- _Exercise directions_:
Extract from the listing each line in which the word "prosentvis" appears.

- _Input records_:
══════════

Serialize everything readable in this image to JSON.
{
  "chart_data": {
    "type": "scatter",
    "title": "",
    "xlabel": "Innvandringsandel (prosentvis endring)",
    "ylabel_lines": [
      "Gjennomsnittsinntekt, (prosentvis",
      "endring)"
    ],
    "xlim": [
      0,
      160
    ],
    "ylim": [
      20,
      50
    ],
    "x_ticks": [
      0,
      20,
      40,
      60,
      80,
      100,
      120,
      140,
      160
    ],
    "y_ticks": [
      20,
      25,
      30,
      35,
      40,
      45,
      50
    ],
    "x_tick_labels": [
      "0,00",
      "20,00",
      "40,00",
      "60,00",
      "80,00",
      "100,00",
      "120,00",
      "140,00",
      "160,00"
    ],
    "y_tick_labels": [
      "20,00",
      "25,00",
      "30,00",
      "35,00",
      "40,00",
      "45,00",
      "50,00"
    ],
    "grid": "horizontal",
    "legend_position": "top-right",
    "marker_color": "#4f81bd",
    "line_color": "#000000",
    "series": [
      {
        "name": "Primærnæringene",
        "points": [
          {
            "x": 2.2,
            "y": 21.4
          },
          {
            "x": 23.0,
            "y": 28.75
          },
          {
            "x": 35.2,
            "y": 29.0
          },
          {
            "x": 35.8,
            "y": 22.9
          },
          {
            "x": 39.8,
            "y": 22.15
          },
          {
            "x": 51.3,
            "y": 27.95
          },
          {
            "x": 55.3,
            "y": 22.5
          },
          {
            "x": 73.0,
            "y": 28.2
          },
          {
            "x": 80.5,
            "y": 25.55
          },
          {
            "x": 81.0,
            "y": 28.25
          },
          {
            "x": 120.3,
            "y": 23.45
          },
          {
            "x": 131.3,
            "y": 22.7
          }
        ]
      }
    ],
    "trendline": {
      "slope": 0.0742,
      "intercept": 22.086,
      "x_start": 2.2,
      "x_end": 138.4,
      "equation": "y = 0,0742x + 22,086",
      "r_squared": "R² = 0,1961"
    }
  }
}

══════════

- _Correct output_:
    "xlabel": "Innvandringsandel (prosentvis endring)",
      "Gjennomsnittsinntekt, (prosentvis",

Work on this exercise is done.